╭──

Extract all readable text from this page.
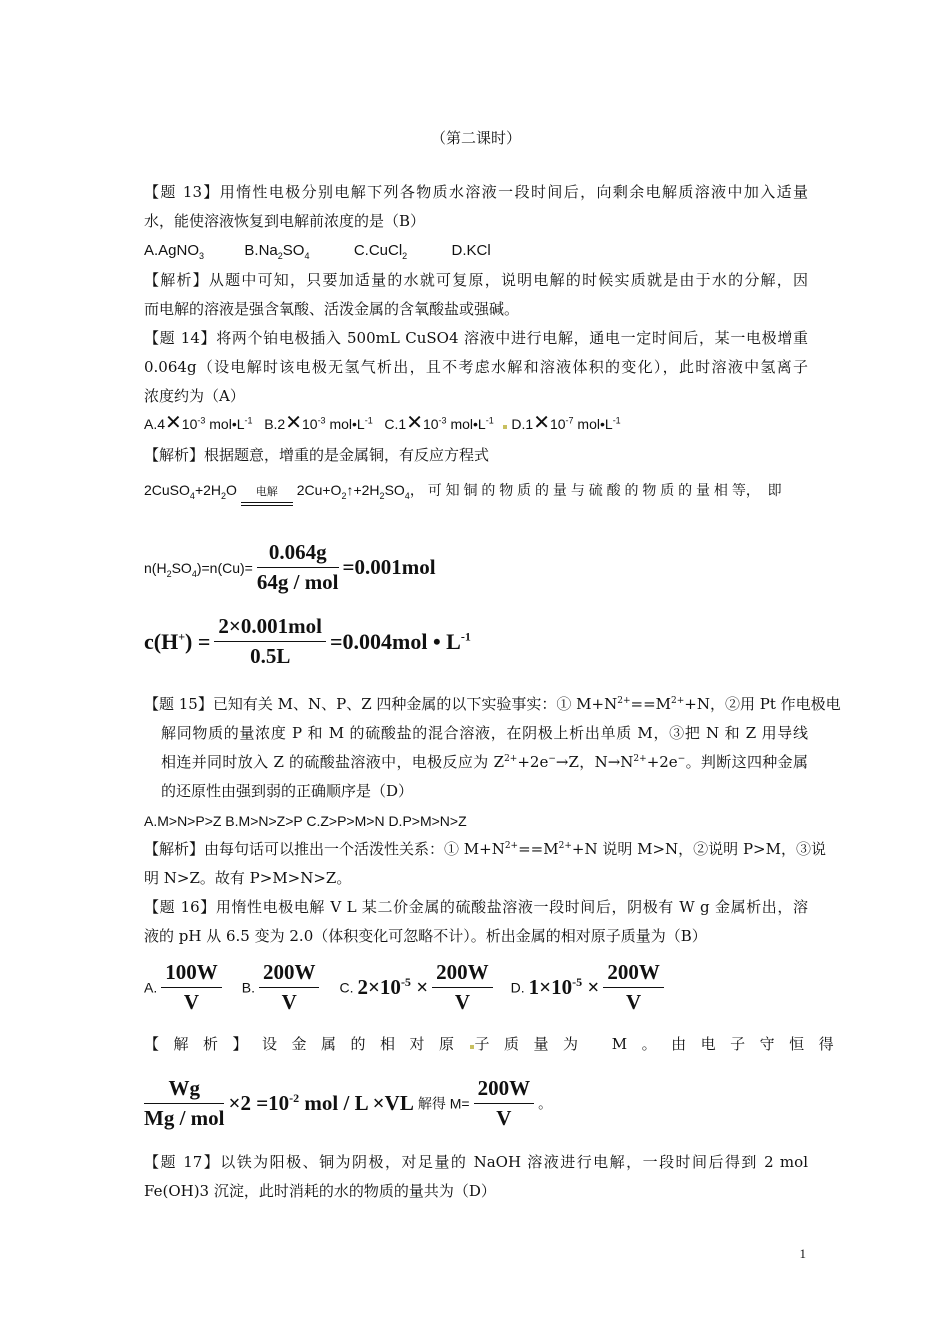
（第二课时）
【题 13】用惰性电极分别电解下列各物质水溶液一段时间后，向剩余电解质溶液中加入适量
水，能使溶液恢复到电解前浓度的是（B）
A.AgNO$_3$	$B.Na_2SO_4$	C.CuCl$_2$	D.KCl
【解析】从题中可知，只要加适量的水就可复原，说明电解的时候实质就是由于水的分解，因
而电解的溶液是强含氧酸、活泼金属的含氧酸盐或强碱。
【题 14】将两个铂电极插入 500mL CuSO4 溶液中进行电解，通电一定时间后，某一电极增重
0.064g（设电解时该电极无氢气析出，且不考虑水解和溶液体积的变化），此时溶液中氢离子
浓度约为（A）
$A.4✕10^{-3}$ $mol•L^{-1}$   $B.2✕10^{-3}$ $mol•L^{-1}$   $C.1✕10^{-3}$ $mol•L^{-1}$   $D.1✕10^{-7}$ $mol•L^{-1}$
【解析】根据题意，增重的是金属铜，有反应方程式
$2CuSO_4+2H_2O$ 电解 $2Cu+O_2↑+2H_2SO_4$， 可 知 铜 的 物 质 的 量 与 硫 酸 的 物 质 的 量 相 等，  即
$n(H_2SO_4)=n(Cu)= \frac{0.064g}{\text{64g / mol}} =0.001mol$
$c(H^+) = \frac{\text{2×0.001mol}}{0.5L} =0.004mol$ • $L^{-1}$
【题 15】已知有关 M、N、P、Z 四种金属的以下实验事实：① $M+N^{2+}==M^{2+}+N$，②用 Pt 作电极电
解同物质的量浓度 P 和 M 的硫酸盐的混合溶液，在阴极上析出单质 M，③把 N 和 Z 用导线
相连并同时放入 Z 的硫酸盐溶液中，电极反应为 $Z^{2+}+2e^-\to Z$，$N\to N^{2+}+2e^-$。判断这四种金属
的还原性由强到弱的正确顺序是（D）
A.M>N>P>Z B.M>N>Z>P C.Z>P>M>N D.P>M>N>Z
【解析】由每句话可以推出一个活泼性关系：① $M+N^{2+}==M^{2+}+N$ 说明 M>N，②说明 P>M，③说
明 N>Z。故有 P>M>N>Z。
【题 16】用惰性电极电解 V L 某二价金属的硫酸盐溶液一段时间后，阴极有 W g 金属析出，溶
液的 pH 从 6.5 变为 2.0（体积变化可忽略不计）。析出金属的相对原子质量为（B）
A. $\frac{100W}{V} B$. $\frac{200W}{V} C$. $2\times 10^{-5} \times \frac{200W}{V} D$. $1\times 10^{-5} \times \frac{200W}{V}$
【解析】设金属的相对原 子质量为 M。由电子守恒得
$\frac{Wg}{\text{Mg / mol}} \times 2 =10^{-2}$ mol / L ×VL 解得 $M= \frac{200W}{V}$ 。
【题 17】以铁为阳极、铜为阴极，对足量的 NaOH 溶液进行电解，一段时间后得到 2 mol
Fe(OH)3 沉淀，此时消耗的水的物质的量共为（D）
1
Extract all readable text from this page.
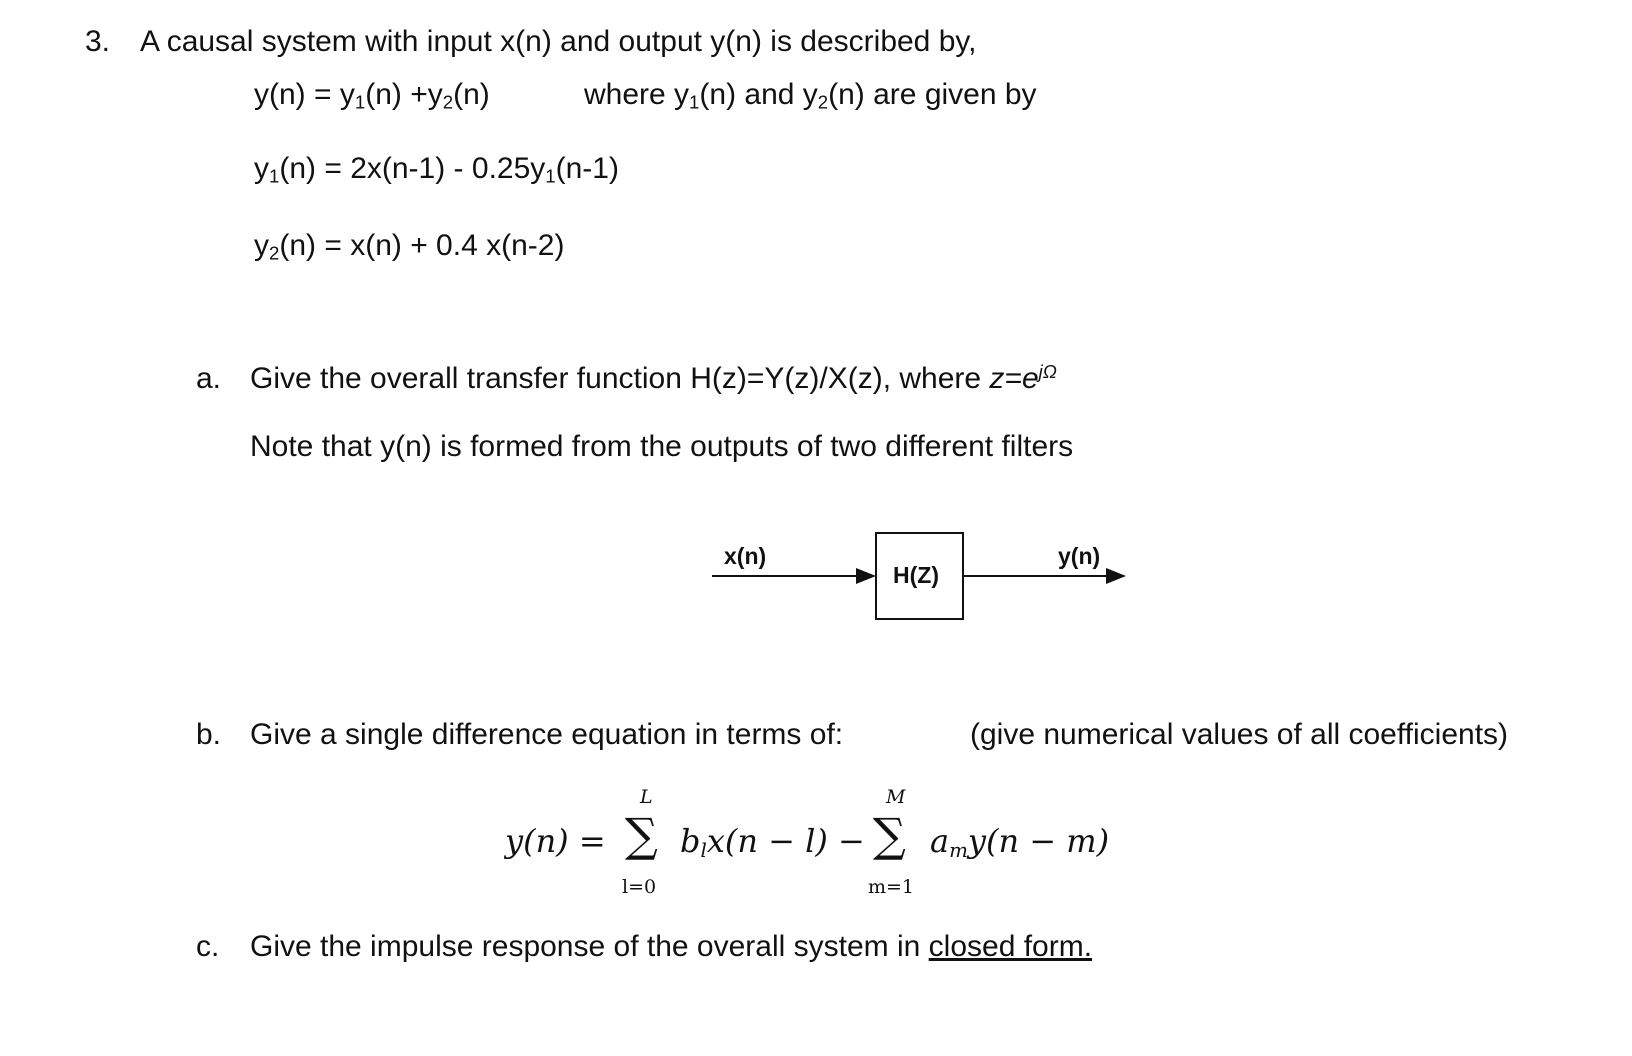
3. A causal system with input x(n) and output y(n) is described by,
$y(n) = y_1(n) +y_2(n)$	where $y_1(n)$ and $y_2(n)$ are given by
$y_1(n) = 2x(n-1) - 0.25y_1(n-1)$
$y_2(n) = x(n) + 0.4$ x(n-2)
a. Give the overall transfer function H(z)=Y(z)/X(z), where $z=e^{j\Omega}$
Note that y(n) is formed from the outputs of two different filters
x(n)
H(Z)
y(n)
b. Give a single difference equation in terms of:	(give numerical values of all coefficients)
y(n) =
L
∑
l=0
$b_lx(n - l)$ −
M
∑
m=1
$a_my(n - m)$
c. Give the impulse response of the overall system in closed form.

╰──

Problem details: Give the number of lines in the listing above that hold the string "system", with nothing else.

Answer to this exercise: 2